» SHORT TASK:
Check every line of the data below for the string "测试解读问答栏目", and copy the ones that hold it.

» AVAILABLE RECORDS:
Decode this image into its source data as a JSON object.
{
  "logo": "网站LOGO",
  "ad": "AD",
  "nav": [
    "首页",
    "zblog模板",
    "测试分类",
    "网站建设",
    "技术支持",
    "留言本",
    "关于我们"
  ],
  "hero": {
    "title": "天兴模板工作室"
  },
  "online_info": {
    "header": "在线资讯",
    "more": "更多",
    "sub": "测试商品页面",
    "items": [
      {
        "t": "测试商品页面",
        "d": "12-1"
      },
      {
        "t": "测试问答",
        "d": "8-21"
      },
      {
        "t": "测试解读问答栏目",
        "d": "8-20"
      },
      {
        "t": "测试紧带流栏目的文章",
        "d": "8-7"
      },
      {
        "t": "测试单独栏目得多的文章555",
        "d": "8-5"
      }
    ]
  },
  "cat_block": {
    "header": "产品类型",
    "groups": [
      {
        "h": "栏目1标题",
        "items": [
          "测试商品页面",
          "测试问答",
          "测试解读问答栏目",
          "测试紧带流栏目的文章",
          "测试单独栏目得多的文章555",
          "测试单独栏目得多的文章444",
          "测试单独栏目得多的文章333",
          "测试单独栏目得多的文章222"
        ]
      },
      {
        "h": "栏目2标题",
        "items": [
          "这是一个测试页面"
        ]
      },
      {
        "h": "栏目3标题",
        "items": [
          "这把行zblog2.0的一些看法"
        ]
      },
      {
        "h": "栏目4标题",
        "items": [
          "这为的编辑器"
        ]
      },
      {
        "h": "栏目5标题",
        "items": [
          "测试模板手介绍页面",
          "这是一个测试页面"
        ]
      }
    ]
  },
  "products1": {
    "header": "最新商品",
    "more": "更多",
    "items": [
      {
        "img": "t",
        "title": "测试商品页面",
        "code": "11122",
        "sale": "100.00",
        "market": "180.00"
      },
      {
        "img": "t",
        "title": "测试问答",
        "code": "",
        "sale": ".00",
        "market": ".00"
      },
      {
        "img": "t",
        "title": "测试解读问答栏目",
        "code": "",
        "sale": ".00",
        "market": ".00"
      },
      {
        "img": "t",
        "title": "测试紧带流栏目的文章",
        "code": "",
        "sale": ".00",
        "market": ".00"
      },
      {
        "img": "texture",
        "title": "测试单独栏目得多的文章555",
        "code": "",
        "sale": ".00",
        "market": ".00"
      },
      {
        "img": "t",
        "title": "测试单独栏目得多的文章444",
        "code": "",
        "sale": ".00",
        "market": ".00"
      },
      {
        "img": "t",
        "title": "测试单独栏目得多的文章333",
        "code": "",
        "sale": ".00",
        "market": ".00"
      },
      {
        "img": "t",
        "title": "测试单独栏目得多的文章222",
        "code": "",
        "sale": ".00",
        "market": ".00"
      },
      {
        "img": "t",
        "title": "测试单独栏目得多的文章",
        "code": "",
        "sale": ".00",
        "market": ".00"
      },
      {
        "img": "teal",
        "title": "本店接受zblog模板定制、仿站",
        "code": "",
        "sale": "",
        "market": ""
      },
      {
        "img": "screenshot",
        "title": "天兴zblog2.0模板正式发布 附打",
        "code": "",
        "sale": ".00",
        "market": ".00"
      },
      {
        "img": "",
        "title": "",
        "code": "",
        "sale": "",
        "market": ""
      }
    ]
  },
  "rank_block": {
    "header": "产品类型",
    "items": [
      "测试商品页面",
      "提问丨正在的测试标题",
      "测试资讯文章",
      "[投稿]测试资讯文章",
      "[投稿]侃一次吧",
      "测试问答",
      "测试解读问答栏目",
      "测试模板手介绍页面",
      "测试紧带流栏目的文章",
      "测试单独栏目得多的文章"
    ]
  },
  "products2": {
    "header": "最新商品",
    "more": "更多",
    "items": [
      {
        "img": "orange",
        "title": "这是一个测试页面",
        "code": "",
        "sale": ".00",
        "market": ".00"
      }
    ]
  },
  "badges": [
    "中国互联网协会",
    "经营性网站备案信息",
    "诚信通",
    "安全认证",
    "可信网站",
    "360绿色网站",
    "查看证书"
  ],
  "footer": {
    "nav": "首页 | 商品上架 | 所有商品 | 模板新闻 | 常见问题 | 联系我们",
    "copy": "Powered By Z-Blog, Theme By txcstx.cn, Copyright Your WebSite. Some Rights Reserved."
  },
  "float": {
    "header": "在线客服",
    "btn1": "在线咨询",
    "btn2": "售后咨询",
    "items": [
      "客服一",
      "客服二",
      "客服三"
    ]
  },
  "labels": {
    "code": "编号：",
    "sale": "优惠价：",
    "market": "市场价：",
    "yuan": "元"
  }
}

» THE COMPLETED TASK:
        "t": "测试解读问答栏目",
          "测试解读问答栏目",
        "title": "测试解读问答栏目",
      "测试解读问答栏目",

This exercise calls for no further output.